● TASK GOAL
Keep every line where the word "Temps" appears; drop the rest.

● TASK MATERIAL
□ □ □
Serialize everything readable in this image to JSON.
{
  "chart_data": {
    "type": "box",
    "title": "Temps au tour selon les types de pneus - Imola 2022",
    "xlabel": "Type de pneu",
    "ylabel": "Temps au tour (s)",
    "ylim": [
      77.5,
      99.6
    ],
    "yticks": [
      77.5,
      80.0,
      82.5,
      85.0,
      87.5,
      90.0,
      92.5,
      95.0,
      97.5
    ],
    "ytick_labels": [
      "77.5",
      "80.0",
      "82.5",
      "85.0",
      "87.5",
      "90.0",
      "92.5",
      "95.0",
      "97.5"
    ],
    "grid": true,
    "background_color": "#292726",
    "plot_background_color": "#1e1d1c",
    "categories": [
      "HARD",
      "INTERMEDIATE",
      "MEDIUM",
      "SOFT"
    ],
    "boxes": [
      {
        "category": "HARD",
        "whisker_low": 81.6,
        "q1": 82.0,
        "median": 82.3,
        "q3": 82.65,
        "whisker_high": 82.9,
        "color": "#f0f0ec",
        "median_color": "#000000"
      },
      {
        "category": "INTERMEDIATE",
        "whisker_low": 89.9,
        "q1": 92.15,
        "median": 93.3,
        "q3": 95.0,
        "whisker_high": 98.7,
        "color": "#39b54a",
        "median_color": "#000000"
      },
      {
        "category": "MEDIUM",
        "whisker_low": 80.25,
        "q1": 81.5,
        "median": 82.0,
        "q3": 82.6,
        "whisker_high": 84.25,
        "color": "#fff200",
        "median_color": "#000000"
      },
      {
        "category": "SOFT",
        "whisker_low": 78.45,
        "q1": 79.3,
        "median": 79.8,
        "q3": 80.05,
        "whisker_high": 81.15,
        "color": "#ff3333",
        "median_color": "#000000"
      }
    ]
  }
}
□ □ □
● WRITTEN ANSWER
    "title": "Temps au tour selon les types de pneus - Imola 2022",
    "ylabel": "Temps au tour (s)",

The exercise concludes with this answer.